━━━━━ Listing ━━━━━

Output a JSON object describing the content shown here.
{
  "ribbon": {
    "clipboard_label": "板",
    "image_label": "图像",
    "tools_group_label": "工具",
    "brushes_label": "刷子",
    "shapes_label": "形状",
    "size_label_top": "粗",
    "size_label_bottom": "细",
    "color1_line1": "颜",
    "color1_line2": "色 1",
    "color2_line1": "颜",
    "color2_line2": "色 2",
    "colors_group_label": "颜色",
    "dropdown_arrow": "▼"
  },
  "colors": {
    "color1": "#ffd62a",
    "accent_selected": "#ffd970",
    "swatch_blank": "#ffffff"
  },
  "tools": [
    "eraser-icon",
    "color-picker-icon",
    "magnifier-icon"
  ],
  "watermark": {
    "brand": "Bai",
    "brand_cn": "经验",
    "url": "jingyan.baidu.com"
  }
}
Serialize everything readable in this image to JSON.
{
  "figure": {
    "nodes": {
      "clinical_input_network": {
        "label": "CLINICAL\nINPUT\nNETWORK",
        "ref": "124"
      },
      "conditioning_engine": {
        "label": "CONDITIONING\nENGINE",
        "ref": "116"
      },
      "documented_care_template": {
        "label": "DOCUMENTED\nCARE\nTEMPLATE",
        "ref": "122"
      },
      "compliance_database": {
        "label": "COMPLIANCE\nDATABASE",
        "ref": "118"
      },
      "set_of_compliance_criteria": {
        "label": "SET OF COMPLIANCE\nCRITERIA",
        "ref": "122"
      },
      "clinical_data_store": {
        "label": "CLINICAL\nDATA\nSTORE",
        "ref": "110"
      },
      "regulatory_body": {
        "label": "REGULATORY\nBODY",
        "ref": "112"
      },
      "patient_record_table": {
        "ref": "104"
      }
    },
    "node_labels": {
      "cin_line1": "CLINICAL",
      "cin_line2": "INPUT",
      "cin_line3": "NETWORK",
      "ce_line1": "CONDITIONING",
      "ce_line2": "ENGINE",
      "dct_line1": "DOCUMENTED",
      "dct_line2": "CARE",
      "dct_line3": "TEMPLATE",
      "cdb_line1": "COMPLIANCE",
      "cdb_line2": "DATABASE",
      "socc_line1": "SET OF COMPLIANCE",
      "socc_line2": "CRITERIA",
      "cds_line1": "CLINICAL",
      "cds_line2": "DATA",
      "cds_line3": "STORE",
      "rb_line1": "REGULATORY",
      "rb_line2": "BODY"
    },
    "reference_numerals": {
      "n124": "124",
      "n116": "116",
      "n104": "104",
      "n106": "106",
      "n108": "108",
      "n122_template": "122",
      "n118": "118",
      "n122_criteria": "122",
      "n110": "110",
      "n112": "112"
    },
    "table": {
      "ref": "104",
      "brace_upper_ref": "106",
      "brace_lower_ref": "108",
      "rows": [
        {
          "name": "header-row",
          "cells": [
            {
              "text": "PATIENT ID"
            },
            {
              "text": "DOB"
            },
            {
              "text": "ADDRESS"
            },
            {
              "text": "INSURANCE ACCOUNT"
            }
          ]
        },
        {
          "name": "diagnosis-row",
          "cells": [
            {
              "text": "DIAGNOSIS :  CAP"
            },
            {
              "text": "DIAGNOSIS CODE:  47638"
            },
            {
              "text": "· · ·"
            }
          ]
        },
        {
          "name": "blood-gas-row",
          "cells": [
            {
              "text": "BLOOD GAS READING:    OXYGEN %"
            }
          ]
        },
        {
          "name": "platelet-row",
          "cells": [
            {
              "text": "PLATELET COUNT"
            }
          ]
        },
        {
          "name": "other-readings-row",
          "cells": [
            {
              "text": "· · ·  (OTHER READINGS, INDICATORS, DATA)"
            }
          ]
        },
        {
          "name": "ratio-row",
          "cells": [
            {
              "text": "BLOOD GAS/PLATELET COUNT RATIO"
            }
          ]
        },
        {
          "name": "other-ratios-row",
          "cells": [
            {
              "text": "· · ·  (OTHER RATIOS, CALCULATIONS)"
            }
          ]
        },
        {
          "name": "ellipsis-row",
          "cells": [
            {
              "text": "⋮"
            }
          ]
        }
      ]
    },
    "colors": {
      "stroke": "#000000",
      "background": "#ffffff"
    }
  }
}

━━━━━

Task goal:
Give the data again, exactly as it stands.

Answer:
Output a JSON object describing the content shown here.
{
  "ribbon": {
    "clipboard_label": "板",
    "image_label": "图像",
    "tools_group_label": "工具",
    "brushes_label": "刷子",
    "shapes_label": "形状",
    "size_label_top": "粗",
    "size_label_bottom": "细",
    "color1_line1": "颜",
    "color1_line2": "色 1",
    "color2_line1": "颜",
    "color2_line2": "色 2",
    "colors_group_label": "颜色",
    "dropdown_arrow": "▼"
  },
  "colors": {
    "color1": "#ffd62a",
    "accent_selected": "#ffd970",
    "swatch_blank": "#ffffff"
  },
  "tools": [
    "eraser-icon",
    "color-picker-icon",
    "magnifier-icon"
  ],
  "watermark": {
    "brand": "Bai",
    "brand_cn": "经验",
    "url": "jingyan.baidu.com"
  }
}
Serialize everything readable in this image to JSON.
{
  "figure": {
    "nodes": {
      "clinical_input_network": {
        "label": "CLINICAL\nINPUT\nNETWORK",
        "ref": "124"
      },
      "conditioning_engine": {
        "label": "CONDITIONING\nENGINE",
        "ref": "116"
      },
      "documented_care_template": {
        "label": "DOCUMENTED\nCARE\nTEMPLATE",
        "ref": "122"
      },
      "compliance_database": {
        "label": "COMPLIANCE\nDATABASE",
        "ref": "118"
      },
      "set_of_compliance_criteria": {
        "label": "SET OF COMPLIANCE\nCRITERIA",
        "ref": "122"
      },
      "clinical_data_store": {
        "label": "CLINICAL\nDATA\nSTORE",
        "ref": "110"
      },
      "regulatory_body": {
        "label": "REGULATORY\nBODY",
        "ref": "112"
      },
      "patient_record_table": {
        "ref": "104"
      }
    },
    "node_labels": {
      "cin_line1": "CLINICAL",
      "cin_line2": "INPUT",
      "cin_line3": "NETWORK",
      "ce_line1": "CONDITIONING",
      "ce_line2": "ENGINE",
      "dct_line1": "DOCUMENTED",
      "dct_line2": "CARE",
      "dct_line3": "TEMPLATE",
      "cdb_line1": "COMPLIANCE",
      "cdb_line2": "DATABASE",
      "socc_line1": "SET OF COMPLIANCE",
      "socc_line2": "CRITERIA",
      "cds_line1": "CLINICAL",
      "cds_line2": "DATA",
      "cds_line3": "STORE",
      "rb_line1": "REGULATORY",
      "rb_line2": "BODY"
    },
    "reference_numerals": {
      "n124": "124",
      "n116": "116",
      "n104": "104",
      "n106": "106",
      "n108": "108",
      "n122_template": "122",
      "n118": "118",
      "n122_criteria": "122",
      "n110": "110",
      "n112": "112"
    },
    "table": {
      "ref": "104",
      "brace_upper_ref": "106",
      "brace_lower_ref": "108",
      "rows": [
        {
          "name": "header-row",
          "cells": [
            {
              "text": "PATIENT ID"
            },
            {
              "text": "DOB"
            },
            {
              "text": "ADDRESS"
            },
            {
              "text": "INSURANCE ACCOUNT"
            }
          ]
        },
        {
          "name": "diagnosis-row",
          "cells": [
            {
              "text": "DIAGNOSIS :  CAP"
            },
            {
              "text": "DIAGNOSIS CODE:  47638"
            },
            {
              "text": "· · ·"
            }
          ]
        },
        {
          "name": "blood-gas-row",
          "cells": [
            {
              "text": "BLOOD GAS READING:    OXYGEN %"
            }
          ]
        },
        {
          "name": "platelet-row",
          "cells": [
            {
              "text": "PLATELET COUNT"
            }
          ]
        },
        {
          "name": "other-readings-row",
          "cells": [
            {
              "text": "· · ·  (OTHER READINGS, INDICATORS, DATA)"
            }
          ]
        },
        {
          "name": "ratio-row",
          "cells": [
            {
              "text": "BLOOD GAS/PLATELET COUNT RATIO"
            }
          ]
        },
        {
          "name": "other-ratios-row",
          "cells": [
            {
              "text": "· · ·  (OTHER RATIOS, CALCULATIONS)"
            }
          ]
        },
        {
          "name": "ellipsis-row",
          "cells": [
            {
              "text": "⋮"
            }
          ]
        }
      ]
    },
    "colors": {
      "stroke": "#000000",
      "background": "#ffffff"
    }
  }
}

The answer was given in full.